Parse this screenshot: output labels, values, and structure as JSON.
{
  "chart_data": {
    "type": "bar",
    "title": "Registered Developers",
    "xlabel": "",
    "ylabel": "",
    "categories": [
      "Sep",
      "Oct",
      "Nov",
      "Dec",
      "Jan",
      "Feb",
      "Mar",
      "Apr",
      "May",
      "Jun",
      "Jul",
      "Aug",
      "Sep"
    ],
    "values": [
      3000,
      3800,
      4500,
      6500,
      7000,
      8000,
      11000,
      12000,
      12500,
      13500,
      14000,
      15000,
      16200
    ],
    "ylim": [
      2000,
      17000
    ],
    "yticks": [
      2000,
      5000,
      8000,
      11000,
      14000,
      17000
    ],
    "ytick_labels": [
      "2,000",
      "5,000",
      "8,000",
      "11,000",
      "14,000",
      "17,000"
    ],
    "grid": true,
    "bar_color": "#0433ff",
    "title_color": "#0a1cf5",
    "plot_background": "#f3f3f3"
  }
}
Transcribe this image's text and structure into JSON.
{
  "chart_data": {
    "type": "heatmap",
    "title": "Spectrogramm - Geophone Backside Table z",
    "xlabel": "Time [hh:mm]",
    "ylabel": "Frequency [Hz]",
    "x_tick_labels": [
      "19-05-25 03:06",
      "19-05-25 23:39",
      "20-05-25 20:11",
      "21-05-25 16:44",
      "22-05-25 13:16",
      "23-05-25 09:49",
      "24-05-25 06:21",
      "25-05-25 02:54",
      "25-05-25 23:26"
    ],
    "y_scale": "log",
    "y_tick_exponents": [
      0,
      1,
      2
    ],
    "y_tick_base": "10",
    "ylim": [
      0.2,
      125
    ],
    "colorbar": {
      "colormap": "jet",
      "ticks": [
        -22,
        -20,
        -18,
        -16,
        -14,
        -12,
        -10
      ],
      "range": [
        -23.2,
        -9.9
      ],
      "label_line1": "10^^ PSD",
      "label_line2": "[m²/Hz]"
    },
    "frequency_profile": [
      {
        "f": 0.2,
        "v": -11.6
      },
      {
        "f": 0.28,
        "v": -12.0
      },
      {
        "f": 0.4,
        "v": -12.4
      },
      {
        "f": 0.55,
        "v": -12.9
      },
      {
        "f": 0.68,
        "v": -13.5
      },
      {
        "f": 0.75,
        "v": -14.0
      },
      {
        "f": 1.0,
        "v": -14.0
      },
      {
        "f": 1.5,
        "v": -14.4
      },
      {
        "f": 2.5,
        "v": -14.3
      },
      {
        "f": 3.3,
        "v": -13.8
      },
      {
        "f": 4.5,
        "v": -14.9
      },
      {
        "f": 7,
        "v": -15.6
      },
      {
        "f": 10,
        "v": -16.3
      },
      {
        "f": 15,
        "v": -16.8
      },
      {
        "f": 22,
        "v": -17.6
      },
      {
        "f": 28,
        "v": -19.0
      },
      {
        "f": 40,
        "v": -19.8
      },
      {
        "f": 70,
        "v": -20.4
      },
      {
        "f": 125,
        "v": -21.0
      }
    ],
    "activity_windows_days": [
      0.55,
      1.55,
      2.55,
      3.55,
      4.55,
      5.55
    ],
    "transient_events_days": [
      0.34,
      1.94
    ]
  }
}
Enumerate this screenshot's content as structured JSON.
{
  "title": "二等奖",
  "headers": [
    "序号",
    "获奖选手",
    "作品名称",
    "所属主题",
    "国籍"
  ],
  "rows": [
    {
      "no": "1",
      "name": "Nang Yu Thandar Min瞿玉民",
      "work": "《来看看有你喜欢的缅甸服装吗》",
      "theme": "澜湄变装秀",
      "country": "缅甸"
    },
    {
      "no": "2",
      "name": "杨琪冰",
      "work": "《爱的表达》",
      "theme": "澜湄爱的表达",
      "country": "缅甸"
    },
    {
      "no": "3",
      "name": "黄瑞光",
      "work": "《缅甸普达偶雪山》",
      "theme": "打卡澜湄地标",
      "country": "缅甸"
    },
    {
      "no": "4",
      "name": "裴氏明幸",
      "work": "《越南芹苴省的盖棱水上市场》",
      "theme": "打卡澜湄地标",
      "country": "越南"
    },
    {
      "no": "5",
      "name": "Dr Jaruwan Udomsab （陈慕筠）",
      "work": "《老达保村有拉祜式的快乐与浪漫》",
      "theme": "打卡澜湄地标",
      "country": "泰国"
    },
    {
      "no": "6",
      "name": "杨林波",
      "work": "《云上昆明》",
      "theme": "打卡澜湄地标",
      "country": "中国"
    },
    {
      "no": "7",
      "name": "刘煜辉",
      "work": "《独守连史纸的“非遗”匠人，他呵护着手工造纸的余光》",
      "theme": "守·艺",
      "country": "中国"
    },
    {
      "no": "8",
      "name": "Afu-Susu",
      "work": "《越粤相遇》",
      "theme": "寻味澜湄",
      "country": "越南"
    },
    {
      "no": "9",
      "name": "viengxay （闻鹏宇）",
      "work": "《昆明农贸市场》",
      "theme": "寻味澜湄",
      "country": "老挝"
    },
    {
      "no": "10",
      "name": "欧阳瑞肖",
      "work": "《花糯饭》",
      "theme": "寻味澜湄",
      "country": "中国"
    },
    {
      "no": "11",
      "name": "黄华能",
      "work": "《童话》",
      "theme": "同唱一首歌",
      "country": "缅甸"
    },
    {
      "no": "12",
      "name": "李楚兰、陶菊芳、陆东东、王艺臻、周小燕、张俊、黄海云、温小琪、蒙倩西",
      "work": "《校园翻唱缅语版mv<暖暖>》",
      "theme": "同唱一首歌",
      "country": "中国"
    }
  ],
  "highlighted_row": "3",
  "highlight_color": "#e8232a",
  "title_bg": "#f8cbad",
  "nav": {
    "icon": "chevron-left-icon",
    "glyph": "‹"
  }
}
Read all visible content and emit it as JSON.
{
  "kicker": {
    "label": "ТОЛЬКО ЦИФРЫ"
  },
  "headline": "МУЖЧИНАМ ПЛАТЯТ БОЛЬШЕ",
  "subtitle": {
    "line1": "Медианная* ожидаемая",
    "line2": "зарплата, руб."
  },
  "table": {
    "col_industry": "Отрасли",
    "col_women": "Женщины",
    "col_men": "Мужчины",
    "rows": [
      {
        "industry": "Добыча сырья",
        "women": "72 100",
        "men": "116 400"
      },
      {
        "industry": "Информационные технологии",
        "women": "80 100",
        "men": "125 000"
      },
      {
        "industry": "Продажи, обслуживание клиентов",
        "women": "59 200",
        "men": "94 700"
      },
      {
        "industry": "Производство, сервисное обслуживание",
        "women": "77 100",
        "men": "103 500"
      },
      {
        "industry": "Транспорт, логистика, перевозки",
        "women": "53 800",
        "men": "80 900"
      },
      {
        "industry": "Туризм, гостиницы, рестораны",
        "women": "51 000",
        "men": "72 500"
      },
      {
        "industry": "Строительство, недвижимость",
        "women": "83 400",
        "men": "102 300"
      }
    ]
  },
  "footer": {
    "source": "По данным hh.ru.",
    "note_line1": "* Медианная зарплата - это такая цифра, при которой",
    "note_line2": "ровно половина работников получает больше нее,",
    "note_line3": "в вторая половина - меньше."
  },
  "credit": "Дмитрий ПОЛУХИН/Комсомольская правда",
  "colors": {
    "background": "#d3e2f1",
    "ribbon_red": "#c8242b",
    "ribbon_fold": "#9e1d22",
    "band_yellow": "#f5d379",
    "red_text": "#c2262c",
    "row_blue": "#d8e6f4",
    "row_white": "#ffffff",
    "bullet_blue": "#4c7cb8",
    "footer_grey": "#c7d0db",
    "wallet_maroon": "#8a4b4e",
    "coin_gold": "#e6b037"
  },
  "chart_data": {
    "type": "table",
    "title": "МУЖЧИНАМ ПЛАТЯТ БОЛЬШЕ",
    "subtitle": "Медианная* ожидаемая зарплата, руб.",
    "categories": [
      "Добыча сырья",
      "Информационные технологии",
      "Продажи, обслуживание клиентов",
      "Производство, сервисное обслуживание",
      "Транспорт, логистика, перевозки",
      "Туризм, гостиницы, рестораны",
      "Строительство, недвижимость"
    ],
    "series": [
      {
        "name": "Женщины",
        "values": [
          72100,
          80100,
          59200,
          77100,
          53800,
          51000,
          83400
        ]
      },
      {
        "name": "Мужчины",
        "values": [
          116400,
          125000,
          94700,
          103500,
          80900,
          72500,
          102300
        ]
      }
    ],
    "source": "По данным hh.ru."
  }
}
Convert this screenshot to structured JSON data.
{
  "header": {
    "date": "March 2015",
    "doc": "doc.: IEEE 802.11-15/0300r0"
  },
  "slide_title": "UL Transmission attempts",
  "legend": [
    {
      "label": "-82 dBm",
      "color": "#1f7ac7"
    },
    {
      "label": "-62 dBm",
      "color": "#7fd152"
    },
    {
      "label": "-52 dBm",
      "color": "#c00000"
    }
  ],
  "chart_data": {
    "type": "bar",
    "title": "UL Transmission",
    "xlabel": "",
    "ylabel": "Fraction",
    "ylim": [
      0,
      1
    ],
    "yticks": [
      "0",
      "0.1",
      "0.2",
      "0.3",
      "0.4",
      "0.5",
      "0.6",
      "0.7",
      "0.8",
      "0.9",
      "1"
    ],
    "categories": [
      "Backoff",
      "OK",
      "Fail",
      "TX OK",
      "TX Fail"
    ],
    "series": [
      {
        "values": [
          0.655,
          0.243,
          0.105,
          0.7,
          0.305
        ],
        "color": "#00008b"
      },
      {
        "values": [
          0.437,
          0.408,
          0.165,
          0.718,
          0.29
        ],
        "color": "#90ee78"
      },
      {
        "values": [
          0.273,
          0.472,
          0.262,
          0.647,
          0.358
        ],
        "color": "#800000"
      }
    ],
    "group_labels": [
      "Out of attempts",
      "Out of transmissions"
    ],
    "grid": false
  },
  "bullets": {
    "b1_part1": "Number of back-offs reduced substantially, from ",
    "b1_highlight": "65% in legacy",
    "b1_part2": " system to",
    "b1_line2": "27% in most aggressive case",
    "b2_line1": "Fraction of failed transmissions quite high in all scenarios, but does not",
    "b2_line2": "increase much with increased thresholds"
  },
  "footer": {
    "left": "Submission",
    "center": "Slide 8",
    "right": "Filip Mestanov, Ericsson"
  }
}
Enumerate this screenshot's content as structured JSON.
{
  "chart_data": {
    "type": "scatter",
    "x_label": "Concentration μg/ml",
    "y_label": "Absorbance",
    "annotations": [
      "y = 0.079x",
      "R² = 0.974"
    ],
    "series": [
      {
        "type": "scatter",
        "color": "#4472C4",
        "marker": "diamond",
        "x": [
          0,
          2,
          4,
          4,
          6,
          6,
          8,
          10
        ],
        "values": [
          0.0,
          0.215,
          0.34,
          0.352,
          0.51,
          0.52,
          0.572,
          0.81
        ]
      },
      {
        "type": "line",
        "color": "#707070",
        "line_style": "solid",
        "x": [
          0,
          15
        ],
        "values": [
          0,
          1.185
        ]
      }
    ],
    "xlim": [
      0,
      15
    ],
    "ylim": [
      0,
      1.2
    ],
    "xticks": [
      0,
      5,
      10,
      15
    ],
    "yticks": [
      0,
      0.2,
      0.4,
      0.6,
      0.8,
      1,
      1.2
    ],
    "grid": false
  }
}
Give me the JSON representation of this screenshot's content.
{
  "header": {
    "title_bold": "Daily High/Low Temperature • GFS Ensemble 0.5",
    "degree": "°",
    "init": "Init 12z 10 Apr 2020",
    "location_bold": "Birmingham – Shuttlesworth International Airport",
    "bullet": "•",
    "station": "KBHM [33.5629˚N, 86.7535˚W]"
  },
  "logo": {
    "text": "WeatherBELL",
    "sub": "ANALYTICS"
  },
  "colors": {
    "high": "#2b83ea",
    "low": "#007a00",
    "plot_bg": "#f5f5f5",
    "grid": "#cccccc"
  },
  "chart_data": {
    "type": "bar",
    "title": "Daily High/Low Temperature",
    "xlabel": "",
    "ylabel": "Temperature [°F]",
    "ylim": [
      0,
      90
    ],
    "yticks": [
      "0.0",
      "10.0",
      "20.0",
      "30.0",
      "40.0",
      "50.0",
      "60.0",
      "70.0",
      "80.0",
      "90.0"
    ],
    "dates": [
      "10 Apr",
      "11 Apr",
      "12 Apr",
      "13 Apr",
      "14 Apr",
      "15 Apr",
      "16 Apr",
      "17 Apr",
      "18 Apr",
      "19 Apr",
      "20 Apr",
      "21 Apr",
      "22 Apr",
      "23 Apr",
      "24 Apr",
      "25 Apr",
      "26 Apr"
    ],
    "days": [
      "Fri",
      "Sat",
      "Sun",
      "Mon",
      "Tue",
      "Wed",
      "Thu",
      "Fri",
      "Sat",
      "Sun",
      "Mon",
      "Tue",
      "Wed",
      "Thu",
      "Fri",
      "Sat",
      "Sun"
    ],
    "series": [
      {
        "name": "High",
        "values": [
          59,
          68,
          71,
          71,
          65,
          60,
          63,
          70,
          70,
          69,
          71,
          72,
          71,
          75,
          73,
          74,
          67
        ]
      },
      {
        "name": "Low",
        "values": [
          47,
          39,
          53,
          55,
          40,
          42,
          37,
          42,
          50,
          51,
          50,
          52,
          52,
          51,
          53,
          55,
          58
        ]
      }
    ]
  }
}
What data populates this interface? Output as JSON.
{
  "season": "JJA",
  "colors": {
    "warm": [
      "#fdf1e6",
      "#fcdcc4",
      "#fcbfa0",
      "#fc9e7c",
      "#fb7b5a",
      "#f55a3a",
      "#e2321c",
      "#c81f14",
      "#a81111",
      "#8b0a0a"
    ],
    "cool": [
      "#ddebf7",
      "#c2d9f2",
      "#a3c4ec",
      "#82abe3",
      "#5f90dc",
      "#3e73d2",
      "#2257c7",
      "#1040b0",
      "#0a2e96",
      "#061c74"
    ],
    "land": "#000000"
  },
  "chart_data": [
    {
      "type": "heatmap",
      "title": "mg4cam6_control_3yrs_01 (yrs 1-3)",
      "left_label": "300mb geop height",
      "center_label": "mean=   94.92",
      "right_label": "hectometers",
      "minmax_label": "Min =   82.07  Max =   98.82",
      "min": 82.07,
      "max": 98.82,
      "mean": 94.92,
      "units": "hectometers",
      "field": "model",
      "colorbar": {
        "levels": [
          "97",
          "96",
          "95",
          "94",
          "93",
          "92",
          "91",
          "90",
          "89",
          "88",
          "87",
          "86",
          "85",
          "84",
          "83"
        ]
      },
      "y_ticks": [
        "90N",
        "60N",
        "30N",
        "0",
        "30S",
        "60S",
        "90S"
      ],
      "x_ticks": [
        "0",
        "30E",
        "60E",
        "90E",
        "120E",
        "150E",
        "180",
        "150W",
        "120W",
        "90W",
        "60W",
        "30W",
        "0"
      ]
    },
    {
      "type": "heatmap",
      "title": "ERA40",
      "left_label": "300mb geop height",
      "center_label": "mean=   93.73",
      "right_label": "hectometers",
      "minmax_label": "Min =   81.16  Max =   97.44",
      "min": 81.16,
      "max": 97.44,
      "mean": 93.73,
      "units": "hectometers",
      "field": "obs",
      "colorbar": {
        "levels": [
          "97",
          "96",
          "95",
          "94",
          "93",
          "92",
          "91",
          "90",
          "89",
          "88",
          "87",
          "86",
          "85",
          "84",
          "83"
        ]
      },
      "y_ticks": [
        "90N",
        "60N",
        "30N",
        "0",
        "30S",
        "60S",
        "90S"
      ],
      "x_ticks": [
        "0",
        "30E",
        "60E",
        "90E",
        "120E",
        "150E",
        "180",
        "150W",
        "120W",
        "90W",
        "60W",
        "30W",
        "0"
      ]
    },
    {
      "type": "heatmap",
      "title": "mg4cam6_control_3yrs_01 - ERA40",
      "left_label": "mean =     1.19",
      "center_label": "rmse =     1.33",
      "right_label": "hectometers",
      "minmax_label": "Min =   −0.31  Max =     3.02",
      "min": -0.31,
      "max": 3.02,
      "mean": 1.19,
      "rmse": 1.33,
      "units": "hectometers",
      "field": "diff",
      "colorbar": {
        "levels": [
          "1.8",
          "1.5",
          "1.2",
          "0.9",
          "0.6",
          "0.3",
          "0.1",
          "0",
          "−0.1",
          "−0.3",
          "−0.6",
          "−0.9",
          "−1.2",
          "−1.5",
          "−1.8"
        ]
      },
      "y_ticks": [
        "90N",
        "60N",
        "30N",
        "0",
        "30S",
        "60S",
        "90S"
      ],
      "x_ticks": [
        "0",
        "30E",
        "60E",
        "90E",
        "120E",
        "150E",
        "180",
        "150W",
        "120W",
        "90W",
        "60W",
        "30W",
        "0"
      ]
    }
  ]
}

##############################

◆ Stated exercise ◆
Find the string "Строительство" in the records, then copy each line where it occurs.

◆ Written solution ◆
        "industry": "Строительство, недвижимость",
      "Строительство, недвижимость"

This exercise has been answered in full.